* **Task statement**: Please change "Zone Mapping" to "Area Mapping" throughout the listing below, keeping every other part of it the same. Leave the pictures out of your answer.

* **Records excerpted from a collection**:
[start]

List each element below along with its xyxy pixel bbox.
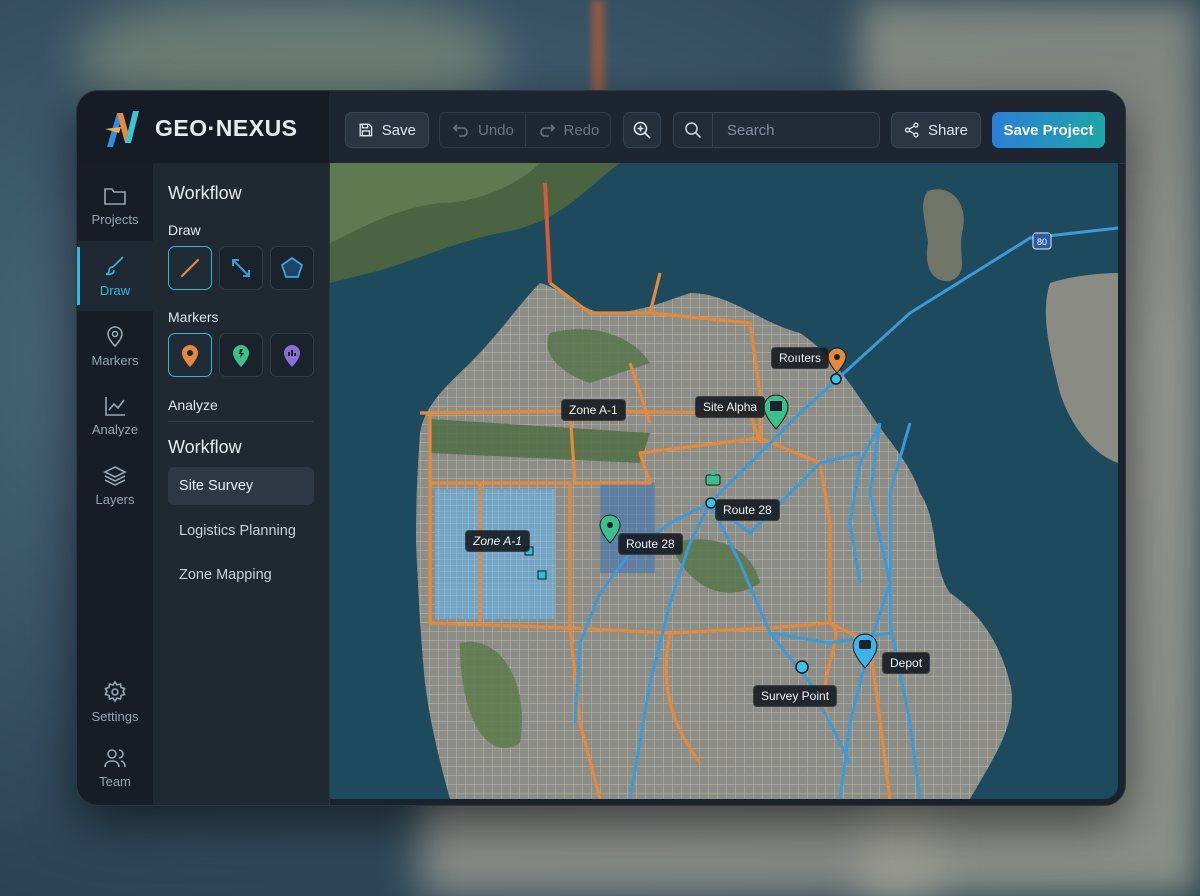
app-name: GEO·NEXUS — [155, 115, 298, 141]
toolbar: GEO·NEXUS Save Undo Redo Search Share Sa… — [77, 91, 1125, 164]
workflow-heading: Workflow — [168, 437, 242, 457]
search-box — [673, 112, 880, 148]
map-label-site-alpha[interactable]: Site Alpha — [695, 396, 766, 418]
rail-label: Team — [99, 774, 131, 789]
map-pin-icon — [284, 345, 300, 367]
zoom-in-icon — [633, 121, 651, 139]
line-icon — [180, 258, 200, 278]
map-label-depot[interactable]: Depot — [882, 652, 931, 674]
undo-button[interactable]: Undo — [440, 113, 525, 147]
search-icon — [674, 113, 713, 147]
map-label-route-28[interactable]: Route 28 — [618, 533, 683, 555]
workflow-item-site-survey[interactable]: Site Survey — [168, 467, 314, 505]
save-project-label: Save Project — [1003, 121, 1094, 139]
map-label-routers[interactable]: Roııters — [771, 347, 830, 369]
rail-label: Analyze — [91, 422, 139, 437]
chart-icon — [105, 397, 125, 416]
map-pin-icon — [233, 345, 249, 367]
pentagon-icon — [280, 256, 304, 278]
map-label-survey-point[interactable]: Survey Point — [753, 685, 838, 707]
background-bridge — [592, 0, 604, 100]
save-label: Save — [381, 121, 416, 139]
rail-label: Markers — [91, 353, 139, 368]
brush-icon — [105, 256, 124, 276]
workflow-item-zone-mapping[interactable]: Zone Mapping — [168, 556, 314, 594]
analyze-heading: Analyze — [168, 397, 218, 413]
save-project-button[interactable]: Save Project — [992, 112, 1105, 148]
markers-heading: Markers — [168, 309, 219, 325]
gear-icon — [104, 680, 126, 703]
layers-icon — [103, 466, 127, 486]
save-button[interactable]: Save — [345, 112, 429, 148]
redo-icon — [539, 124, 555, 137]
map-pin-icon — [182, 345, 198, 367]
rail-item-analyze[interactable]: Analyze — [77, 381, 153, 451]
map-pin-icon — [107, 326, 123, 348]
map-canvas[interactable]: 80 Roııters Zone A-1 Site Alpha Route 28… — [330, 163, 1118, 799]
island — [923, 189, 964, 282]
highway-shield-label: 80 — [1037, 237, 1047, 247]
line-tool-button[interactable] — [168, 246, 212, 290]
rail-label: Settings — [91, 709, 139, 724]
logo-area: GEO·NEXUS — [77, 91, 329, 163]
map-label-zone-a1[interactable]: Zone A-1 — [561, 399, 626, 421]
redo-button[interactable]: Redo — [526, 113, 611, 147]
rail-label: Projects — [91, 212, 139, 227]
routers-point[interactable] — [830, 373, 842, 385]
panel-title: Workflow — [168, 183, 242, 203]
rail-label: Draw — [99, 283, 131, 298]
workflow-panel: Workflow Draw Markers Analyze Workflow S… — [153, 163, 330, 805]
rail-item-layers[interactable]: Layers — [77, 451, 153, 521]
rail-item-settings[interactable]: Settings — [77, 667, 153, 737]
divider — [168, 421, 313, 422]
logo-icon — [105, 111, 139, 147]
orange-marker-button[interactable] — [168, 333, 212, 377]
purple-marker-button[interactable] — [270, 333, 314, 377]
search-input[interactable] — [713, 120, 879, 140]
rail-item-markers[interactable]: Markers — [77, 311, 153, 381]
share-button[interactable]: Share — [891, 112, 981, 148]
map-label-zone-a1[interactable]: Zone A-1 — [465, 530, 530, 552]
folder-icon — [104, 188, 126, 205]
undo-icon — [452, 124, 468, 137]
rail-item-team[interactable]: Team — [77, 733, 153, 803]
app-window: GEO·NEXUS Save Undo Redo Search Share Sa… — [76, 90, 1126, 806]
rail-label: Layers — [95, 492, 135, 507]
green-marker-button[interactable] — [219, 333, 263, 377]
share-icon — [904, 122, 919, 138]
draw-heading: Draw — [168, 222, 201, 238]
team-icon — [104, 749, 126, 768]
save-icon — [359, 123, 373, 137]
zone-highlight — [435, 489, 555, 619]
map-graphic: 80 — [330, 163, 1118, 799]
rail-item-projects[interactable]: Projects — [77, 171, 153, 241]
rail-item-draw[interactable]: Draw — [77, 241, 153, 311]
zoom-in-button[interactable] — [623, 112, 661, 148]
undo-redo-group: Undo Redo — [439, 112, 611, 148]
survey-point[interactable] — [795, 660, 809, 674]
polygon-tool-button[interactable] — [270, 246, 314, 290]
undo-label: Undo — [478, 121, 514, 139]
double-arrow-icon — [232, 259, 250, 277]
map-label-route-28[interactable]: Route 28 — [715, 499, 780, 521]
nav-rail: Projects Draw Markers Analyze Layers Set… — [77, 163, 153, 805]
measure-tool-button[interactable] — [219, 246, 263, 290]
share-label: Share — [927, 121, 968, 139]
redo-label: Redo — [563, 121, 600, 139]
workflow-item-logistics-planning[interactable]: Logistics Planning — [168, 512, 314, 550]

[end]

* **In response**:
List each element below along with its xyxy pixel bbox.
app-name: GEO·NEXUS — [155, 115, 298, 141]
toolbar: GEO·NEXUS Save Undo Redo Search Share Sa… — [77, 91, 1125, 164]
workflow-heading: Workflow — [168, 437, 242, 457]
search-box — [673, 112, 880, 148]
map-label-site-alpha[interactable]: Site Alpha — [695, 396, 766, 418]
rail-label: Team — [99, 774, 131, 789]
map-pin-icon — [284, 345, 300, 367]
zoom-in-icon — [633, 121, 651, 139]
line-icon — [180, 258, 200, 278]
map-label-depot[interactable]: Depot — [882, 652, 931, 674]
undo-button[interactable]: Undo — [440, 113, 525, 147]
search-icon — [674, 113, 713, 147]
map-label-route-28[interactable]: Route 28 — [618, 533, 683, 555]
workflow-item-site-survey[interactable]: Site Survey — [168, 467, 314, 505]
save-project-label: Save Project — [1003, 121, 1094, 139]
map-label-routers[interactable]: Roııters — [771, 347, 830, 369]
rail-label: Analyze — [91, 422, 139, 437]
chart-icon — [105, 397, 125, 416]
map-pin-icon — [233, 345, 249, 367]
pentagon-icon — [280, 256, 304, 278]
map-label-survey-point[interactable]: Survey Point — [753, 685, 838, 707]
background-bridge — [592, 0, 604, 100]
save-label: Save — [381, 121, 416, 139]
rail-label: Markers — [91, 353, 139, 368]
brush-icon — [105, 256, 124, 276]
workflow-item-zone-mapping[interactable]: Area Mapping — [168, 556, 314, 594]
analyze-heading: Analyze — [168, 397, 218, 413]
save-project-button[interactable]: Save Project — [992, 112, 1105, 148]
markers-heading: Markers — [168, 309, 219, 325]
gear-icon — [104, 680, 126, 703]
layers-icon — [103, 466, 127, 486]
save-button[interactable]: Save — [345, 112, 429, 148]
redo-icon — [539, 124, 555, 137]
map-pin-icon — [182, 345, 198, 367]
rail-item-analyze[interactable]: Analyze — [77, 381, 153, 451]
map-pin-icon — [107, 326, 123, 348]
map-canvas[interactable]: 80 Roııters Zone A-1 Site Alpha Route 28… — [330, 163, 1118, 799]
island — [923, 189, 964, 282]
highway-shield-label: 80 — [1037, 237, 1047, 247]
line-tool-button[interactable] — [168, 246, 212, 290]
rail-label: Settings — [91, 709, 139, 724]
logo-area: GEO·NEXUS — [77, 91, 329, 163]
map-label-zone-a1[interactable]: Zone A-1 — [561, 399, 626, 421]
redo-button[interactable]: Redo — [526, 113, 611, 147]
rail-label: Projects — [91, 212, 139, 227]
routers-point[interactable] — [830, 373, 842, 385]
panel-title: Workflow — [168, 183, 242, 203]
rail-label: Draw — [99, 283, 131, 298]
workflow-panel: Workflow Draw Markers Analyze Workflow S… — [153, 163, 330, 805]
rail-item-layers[interactable]: Layers — [77, 451, 153, 521]
rail-item-settings[interactable]: Settings — [77, 667, 153, 737]
divider — [168, 421, 313, 422]
logo-icon — [105, 111, 139, 147]
orange-marker-button[interactable] — [168, 333, 212, 377]
purple-marker-button[interactable] — [270, 333, 314, 377]
search-input[interactable] — [713, 120, 879, 140]
rail-item-markers[interactable]: Markers — [77, 311, 153, 381]
share-button[interactable]: Share — [891, 112, 981, 148]
map-label-zone-a1[interactable]: Zone A-1 — [465, 530, 530, 552]
folder-icon — [104, 188, 126, 205]
undo-icon — [452, 124, 468, 137]
rail-item-team[interactable]: Team — [77, 733, 153, 803]
app-window: GEO·NEXUS Save Undo Redo Search Share Sa… — [76, 90, 1126, 806]
rail-label: Layers — [95, 492, 135, 507]
green-marker-button[interactable] — [219, 333, 263, 377]
share-icon — [904, 122, 919, 138]
draw-heading: Draw — [168, 222, 201, 238]
team-icon — [104, 749, 126, 768]
save-icon — [359, 123, 373, 137]
zone-highlight — [435, 489, 555, 619]
map-graphic: 80 — [330, 163, 1118, 799]
rail-item-projects[interactable]: Projects — [77, 171, 153, 241]
rail-item-draw[interactable]: Draw — [77, 241, 153, 311]
zoom-in-button[interactable] — [623, 112, 661, 148]
undo-redo-group: Undo Redo — [439, 112, 611, 148]
survey-point[interactable] — [795, 660, 809, 674]
polygon-tool-button[interactable] — [270, 246, 314, 290]
undo-label: Undo — [478, 121, 514, 139]
double-arrow-icon — [232, 259, 250, 277]
map-label-route-28[interactable]: Route 28 — [715, 499, 780, 521]
nav-rail: Projects Draw Markers Analyze Layers Set… — [77, 163, 153, 805]
measure-tool-button[interactable] — [219, 246, 263, 290]
share-label: Share — [927, 121, 968, 139]
redo-label: Redo — [563, 121, 600, 139]
workflow-item-logistics-planning[interactable]: Logistics Planning — [168, 512, 314, 550]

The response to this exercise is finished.